YOUR TASK ▸
Swap "clear-icon" for "erase-icon" in the entries below, starting at the first line and ending at the line that contains "cell-K20[interactable] <box>635 577". Write those lines out again with nothing else changed.

[Data listing]
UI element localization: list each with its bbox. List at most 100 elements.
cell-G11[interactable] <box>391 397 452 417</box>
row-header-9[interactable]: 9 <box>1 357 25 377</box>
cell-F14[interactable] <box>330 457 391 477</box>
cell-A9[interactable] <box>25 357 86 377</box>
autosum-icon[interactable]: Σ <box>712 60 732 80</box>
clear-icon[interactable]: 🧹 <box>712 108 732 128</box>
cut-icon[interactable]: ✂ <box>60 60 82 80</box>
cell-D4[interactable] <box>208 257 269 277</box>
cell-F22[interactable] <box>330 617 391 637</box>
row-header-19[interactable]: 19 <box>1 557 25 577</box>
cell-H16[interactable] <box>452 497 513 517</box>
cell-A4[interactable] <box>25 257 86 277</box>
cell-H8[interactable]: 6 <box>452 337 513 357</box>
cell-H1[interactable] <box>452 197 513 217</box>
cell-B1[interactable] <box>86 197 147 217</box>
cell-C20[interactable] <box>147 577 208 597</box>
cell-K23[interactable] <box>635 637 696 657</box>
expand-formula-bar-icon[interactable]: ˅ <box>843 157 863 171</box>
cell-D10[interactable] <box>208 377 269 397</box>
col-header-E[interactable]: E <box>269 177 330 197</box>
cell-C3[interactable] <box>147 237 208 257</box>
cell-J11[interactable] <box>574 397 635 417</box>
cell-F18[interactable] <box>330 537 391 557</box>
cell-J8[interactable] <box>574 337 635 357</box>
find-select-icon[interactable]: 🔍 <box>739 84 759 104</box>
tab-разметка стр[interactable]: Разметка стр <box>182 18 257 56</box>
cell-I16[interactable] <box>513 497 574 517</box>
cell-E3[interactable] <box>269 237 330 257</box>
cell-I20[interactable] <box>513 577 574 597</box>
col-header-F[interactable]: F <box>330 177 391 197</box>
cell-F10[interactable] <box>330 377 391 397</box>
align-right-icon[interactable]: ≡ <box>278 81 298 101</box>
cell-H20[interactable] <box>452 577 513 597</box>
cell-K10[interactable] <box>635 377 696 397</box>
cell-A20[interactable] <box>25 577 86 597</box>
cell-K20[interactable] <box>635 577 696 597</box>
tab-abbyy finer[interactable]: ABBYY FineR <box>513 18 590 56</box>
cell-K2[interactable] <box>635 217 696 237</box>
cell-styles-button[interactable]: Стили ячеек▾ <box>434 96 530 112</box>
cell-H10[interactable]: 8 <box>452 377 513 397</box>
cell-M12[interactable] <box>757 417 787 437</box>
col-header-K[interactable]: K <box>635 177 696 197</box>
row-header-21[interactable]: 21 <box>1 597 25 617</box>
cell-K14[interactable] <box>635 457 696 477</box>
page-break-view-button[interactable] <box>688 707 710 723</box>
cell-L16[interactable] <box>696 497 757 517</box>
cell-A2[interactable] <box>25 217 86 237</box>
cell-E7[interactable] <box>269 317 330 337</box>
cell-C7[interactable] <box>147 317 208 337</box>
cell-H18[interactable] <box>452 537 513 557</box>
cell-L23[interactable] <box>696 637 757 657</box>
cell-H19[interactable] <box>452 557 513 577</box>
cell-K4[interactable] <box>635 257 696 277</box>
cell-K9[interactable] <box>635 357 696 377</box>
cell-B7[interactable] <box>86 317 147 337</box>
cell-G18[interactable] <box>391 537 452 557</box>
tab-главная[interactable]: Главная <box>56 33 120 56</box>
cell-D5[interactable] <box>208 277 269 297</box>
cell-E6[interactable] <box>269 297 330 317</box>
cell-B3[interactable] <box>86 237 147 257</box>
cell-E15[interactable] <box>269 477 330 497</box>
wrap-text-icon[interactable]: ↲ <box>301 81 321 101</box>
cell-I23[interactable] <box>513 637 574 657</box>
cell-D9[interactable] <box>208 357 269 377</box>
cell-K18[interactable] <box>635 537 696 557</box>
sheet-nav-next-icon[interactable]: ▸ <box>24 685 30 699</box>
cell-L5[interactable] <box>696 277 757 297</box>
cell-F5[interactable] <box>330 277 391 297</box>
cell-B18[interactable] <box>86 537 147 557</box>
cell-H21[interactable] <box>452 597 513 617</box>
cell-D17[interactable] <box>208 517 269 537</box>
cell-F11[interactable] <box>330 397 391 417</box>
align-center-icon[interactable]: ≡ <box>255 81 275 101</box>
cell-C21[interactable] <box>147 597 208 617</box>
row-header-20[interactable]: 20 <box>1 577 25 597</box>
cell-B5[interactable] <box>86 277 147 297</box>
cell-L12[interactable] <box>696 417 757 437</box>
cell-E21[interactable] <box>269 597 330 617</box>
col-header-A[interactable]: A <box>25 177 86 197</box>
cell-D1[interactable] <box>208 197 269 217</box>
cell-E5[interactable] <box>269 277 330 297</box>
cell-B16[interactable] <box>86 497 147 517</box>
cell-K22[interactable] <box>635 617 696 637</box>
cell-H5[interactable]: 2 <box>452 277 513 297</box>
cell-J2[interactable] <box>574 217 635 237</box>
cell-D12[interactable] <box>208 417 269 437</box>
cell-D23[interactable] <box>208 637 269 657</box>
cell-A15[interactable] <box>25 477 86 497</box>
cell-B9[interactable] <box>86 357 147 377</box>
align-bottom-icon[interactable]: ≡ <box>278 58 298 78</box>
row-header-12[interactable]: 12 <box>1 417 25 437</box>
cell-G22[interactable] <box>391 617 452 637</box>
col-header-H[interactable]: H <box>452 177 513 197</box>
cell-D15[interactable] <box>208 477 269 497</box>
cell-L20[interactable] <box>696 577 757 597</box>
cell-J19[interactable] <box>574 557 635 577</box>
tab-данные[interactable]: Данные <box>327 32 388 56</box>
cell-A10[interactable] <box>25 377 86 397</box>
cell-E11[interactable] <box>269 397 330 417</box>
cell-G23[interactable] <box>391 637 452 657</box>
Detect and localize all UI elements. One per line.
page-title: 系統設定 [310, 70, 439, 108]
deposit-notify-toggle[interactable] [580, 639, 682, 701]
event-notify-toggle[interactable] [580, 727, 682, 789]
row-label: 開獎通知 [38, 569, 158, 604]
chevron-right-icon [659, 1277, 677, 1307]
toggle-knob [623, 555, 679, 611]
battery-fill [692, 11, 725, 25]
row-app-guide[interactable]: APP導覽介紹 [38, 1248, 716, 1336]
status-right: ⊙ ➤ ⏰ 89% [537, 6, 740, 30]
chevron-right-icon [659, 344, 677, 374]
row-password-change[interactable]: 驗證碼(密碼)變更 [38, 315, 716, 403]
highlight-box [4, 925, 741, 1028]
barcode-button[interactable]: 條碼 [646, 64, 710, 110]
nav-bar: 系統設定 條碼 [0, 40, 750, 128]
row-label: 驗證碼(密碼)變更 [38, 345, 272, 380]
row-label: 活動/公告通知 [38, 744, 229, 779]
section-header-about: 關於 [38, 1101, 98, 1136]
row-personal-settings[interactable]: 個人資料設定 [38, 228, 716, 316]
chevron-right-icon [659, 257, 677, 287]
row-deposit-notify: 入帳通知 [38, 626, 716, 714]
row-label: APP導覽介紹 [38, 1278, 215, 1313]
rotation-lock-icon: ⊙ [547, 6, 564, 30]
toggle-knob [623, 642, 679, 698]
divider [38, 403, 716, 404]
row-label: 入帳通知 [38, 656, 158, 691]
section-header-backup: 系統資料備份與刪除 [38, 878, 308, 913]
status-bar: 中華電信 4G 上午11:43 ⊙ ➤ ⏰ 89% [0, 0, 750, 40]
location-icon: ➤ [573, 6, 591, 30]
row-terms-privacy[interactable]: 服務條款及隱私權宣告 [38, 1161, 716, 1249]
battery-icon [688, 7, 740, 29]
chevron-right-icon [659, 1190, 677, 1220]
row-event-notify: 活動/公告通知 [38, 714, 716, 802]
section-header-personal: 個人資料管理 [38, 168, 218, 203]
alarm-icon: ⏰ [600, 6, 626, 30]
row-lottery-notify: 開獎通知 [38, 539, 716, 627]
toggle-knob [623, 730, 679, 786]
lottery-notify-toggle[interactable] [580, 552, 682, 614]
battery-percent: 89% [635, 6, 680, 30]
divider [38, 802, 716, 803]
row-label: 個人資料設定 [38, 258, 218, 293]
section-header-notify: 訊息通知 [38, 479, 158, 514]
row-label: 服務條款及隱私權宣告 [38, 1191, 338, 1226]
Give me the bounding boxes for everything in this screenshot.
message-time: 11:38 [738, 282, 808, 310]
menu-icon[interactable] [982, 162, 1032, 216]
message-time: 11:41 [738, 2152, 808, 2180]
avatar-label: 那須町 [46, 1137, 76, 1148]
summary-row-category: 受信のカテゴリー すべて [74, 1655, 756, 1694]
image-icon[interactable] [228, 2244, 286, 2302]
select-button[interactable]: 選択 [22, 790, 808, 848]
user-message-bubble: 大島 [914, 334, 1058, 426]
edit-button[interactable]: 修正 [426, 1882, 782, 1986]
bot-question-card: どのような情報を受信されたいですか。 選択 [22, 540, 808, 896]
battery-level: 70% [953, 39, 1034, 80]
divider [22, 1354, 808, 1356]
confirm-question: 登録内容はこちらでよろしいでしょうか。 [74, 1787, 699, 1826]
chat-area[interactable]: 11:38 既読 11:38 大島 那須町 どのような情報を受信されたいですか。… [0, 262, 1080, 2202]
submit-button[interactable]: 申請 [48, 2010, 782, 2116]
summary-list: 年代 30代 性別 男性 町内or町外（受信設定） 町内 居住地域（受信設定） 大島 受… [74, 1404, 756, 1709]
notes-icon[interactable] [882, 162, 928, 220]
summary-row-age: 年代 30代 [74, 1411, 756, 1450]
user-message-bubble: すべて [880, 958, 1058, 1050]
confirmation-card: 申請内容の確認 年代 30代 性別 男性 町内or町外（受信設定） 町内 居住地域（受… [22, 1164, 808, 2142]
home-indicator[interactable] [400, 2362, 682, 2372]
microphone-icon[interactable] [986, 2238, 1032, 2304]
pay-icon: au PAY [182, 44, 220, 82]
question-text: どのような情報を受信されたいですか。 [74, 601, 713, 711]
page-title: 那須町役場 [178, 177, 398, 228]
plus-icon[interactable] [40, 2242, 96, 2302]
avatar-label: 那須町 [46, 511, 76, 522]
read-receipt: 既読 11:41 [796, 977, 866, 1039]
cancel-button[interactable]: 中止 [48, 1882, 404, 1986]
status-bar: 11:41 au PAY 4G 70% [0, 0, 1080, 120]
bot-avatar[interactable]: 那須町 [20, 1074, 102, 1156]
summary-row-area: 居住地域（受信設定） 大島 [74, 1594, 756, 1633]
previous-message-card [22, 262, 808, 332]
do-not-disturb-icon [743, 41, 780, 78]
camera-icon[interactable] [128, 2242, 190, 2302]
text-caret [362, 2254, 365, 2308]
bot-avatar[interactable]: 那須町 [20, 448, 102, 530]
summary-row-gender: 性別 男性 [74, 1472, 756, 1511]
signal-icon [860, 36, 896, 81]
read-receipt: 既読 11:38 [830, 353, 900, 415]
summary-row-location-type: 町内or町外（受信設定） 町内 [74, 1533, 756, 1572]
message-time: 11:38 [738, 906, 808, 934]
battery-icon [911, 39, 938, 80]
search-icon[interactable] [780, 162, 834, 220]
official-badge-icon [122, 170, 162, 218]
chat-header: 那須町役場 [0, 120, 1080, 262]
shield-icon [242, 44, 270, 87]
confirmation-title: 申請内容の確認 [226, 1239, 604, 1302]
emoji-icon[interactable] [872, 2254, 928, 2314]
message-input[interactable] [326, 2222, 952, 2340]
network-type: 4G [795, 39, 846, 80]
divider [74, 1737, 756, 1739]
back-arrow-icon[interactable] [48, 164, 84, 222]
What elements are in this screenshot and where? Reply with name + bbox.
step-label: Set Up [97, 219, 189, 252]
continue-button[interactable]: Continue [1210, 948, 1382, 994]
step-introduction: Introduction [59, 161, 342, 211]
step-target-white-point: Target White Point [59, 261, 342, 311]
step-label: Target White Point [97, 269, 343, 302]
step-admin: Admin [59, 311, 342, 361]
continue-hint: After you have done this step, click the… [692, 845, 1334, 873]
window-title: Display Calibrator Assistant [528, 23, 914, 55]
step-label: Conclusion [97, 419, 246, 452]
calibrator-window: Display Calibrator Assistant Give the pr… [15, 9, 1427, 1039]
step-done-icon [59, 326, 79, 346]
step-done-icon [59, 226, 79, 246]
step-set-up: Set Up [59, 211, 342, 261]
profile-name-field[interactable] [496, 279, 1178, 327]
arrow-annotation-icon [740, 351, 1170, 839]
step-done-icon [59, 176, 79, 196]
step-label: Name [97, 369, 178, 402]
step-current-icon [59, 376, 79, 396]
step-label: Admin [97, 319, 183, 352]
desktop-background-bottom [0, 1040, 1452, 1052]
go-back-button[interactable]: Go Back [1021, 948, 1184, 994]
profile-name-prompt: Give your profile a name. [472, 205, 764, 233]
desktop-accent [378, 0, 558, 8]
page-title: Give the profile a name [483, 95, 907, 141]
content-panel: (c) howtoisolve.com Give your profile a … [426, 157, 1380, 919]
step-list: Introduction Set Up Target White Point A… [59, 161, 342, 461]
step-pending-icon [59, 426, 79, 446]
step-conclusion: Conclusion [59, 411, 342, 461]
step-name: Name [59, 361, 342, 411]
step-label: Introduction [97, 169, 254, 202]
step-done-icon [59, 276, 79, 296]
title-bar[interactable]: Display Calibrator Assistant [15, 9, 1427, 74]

THE OUTPUT ▸
UI element localization: list each with its bbox. List at most 100 elements.
cell-G11[interactable] <box>391 397 452 417</box>
row-header-9[interactable]: 9 <box>1 357 25 377</box>
cell-F14[interactable] <box>330 457 391 477</box>
cell-A9[interactable] <box>25 357 86 377</box>
autosum-icon[interactable]: Σ <box>712 60 732 80</box>
erase-icon[interactable]: 🧹 <box>712 108 732 128</box>
cut-icon[interactable]: ✂ <box>60 60 82 80</box>
cell-D4[interactable] <box>208 257 269 277</box>
cell-F22[interactable] <box>330 617 391 637</box>
row-header-19[interactable]: 19 <box>1 557 25 577</box>
cell-H16[interactable] <box>452 497 513 517</box>
cell-A4[interactable] <box>25 257 86 277</box>
cell-H8[interactable]: 6 <box>452 337 513 357</box>
cell-H1[interactable] <box>452 197 513 217</box>
cell-B1[interactable] <box>86 197 147 217</box>
cell-C20[interactable] <box>147 577 208 597</box>
cell-K23[interactable] <box>635 637 696 657</box>
expand-formula-bar-icon[interactable]: ˅ <box>843 157 863 171</box>
cell-D10[interactable] <box>208 377 269 397</box>
col-header-E[interactable]: E <box>269 177 330 197</box>
cell-C3[interactable] <box>147 237 208 257</box>
cell-J11[interactable] <box>574 397 635 417</box>
cell-F18[interactable] <box>330 537 391 557</box>
cell-J8[interactable] <box>574 337 635 357</box>
find-select-icon[interactable]: 🔍 <box>739 84 759 104</box>
tab-разметка стр[interactable]: Разметка стр <box>182 18 257 56</box>
cell-I16[interactable] <box>513 497 574 517</box>
cell-E3[interactable] <box>269 237 330 257</box>
cell-I20[interactable] <box>513 577 574 597</box>
col-header-F[interactable]: F <box>330 177 391 197</box>
cell-F10[interactable] <box>330 377 391 397</box>
align-right-icon[interactable]: ≡ <box>278 81 298 101</box>
cell-H20[interactable] <box>452 577 513 597</box>
cell-K10[interactable] <box>635 377 696 397</box>
cell-A20[interactable] <box>25 577 86 597</box>
cell-K20[interactable] <box>635 577 696 597</box>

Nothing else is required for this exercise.